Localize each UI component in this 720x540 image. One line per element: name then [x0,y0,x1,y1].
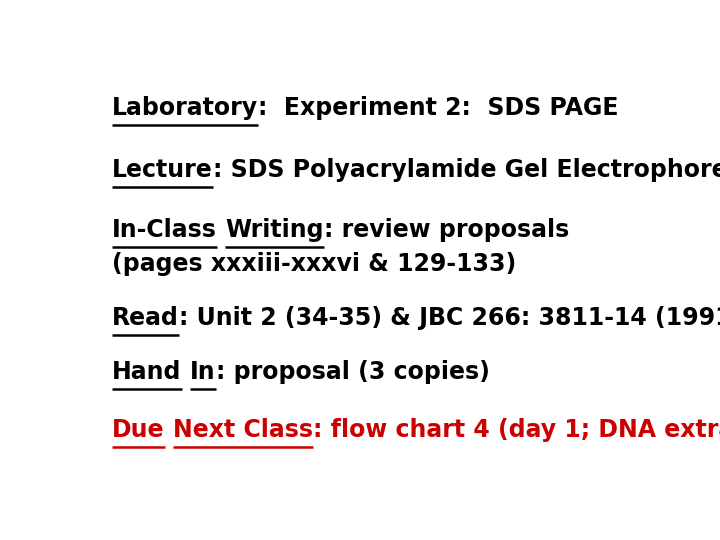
Text: : SDS Polyacrylamide Gel Electrophoresis: : SDS Polyacrylamide Gel Electrophoresis [213,158,720,182]
Text: : flow chart 4 (day 1; DNA extract): : flow chart 4 (day 1; DNA extract) [313,418,720,442]
Text: : Unit 2 (34-35) & JBC 266: 3811-14 (1991): : Unit 2 (34-35) & JBC 266: 3811-14 (199… [179,306,720,330]
Text: In: In [190,360,215,384]
Text: :  Experiment 2:  SDS PAGE: : Experiment 2: SDS PAGE [258,96,619,120]
Text: : proposal (3 copies): : proposal (3 copies) [215,360,490,384]
Text: Lecture: Lecture [112,158,213,182]
Text: Hand: Hand [112,360,181,384]
Text: In-Class: In-Class [112,218,217,242]
Text: : review proposals: : review proposals [324,218,570,242]
Text: Next Class: Next Class [173,418,313,442]
Text: (pages xxxiii-xxxvi & 129-133): (pages xxxiii-xxxvi & 129-133) [112,252,516,275]
Text: Writing: Writing [225,218,324,242]
Text: Laboratory: Laboratory [112,96,258,120]
Text: Due: Due [112,418,165,442]
Text: Read: Read [112,306,179,330]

_ _ _ _ _ _ _

> **TASK BRIEF**
Render every line of the records above as a numbered list, skipping blank lines and leaving out the pictures.

> **SOLVED EXERCISE**
1. Localize each UI component in this 720x540 image. One line per element: name then [x0,y0,x1,y1].
2. Text: : SDS Polyacrylamide Gel Electrophoresis: : SDS Polyacrylamide Gel Electrophoresis [213,158,720,182]
3. Text: : flow chart 4 (day 1; DNA extract): : flow chart 4 (day 1; DNA extract) [313,418,720,442]
4. Text: : Unit 2 (34-35) & JBC 266: 3811-14 (1991): : Unit 2 (34-35) & JBC 266: 3811-14 (199… [179,306,720,330]
5. Text: In: In [190,360,215,384]
6. Text: :  Experiment 2:  SDS PAGE: : Experiment 2: SDS PAGE [258,96,619,120]
7. Text: : proposal (3 copies): : proposal (3 copies) [215,360,490,384]
8. Text: Lecture: Lecture [112,158,213,182]
9. Text: Hand: Hand [112,360,181,384]
10. Text: In-Class: In-Class [112,218,217,242]
11. Text: : review proposals: : review proposals [324,218,570,242]
12. Text: Next Class: Next Class [173,418,313,442]
13. Text: (pages xxxiii-xxxvi & 129-133): (pages xxxiii-xxxvi & 129-133) [112,252,516,275]
14. Text: Writing: Writing [225,218,324,242]
15. Text: Laboratory: Laboratory [112,96,258,120]
16. Text: Due: Due [112,418,165,442]
17. Text: Read: Read [112,306,179,330]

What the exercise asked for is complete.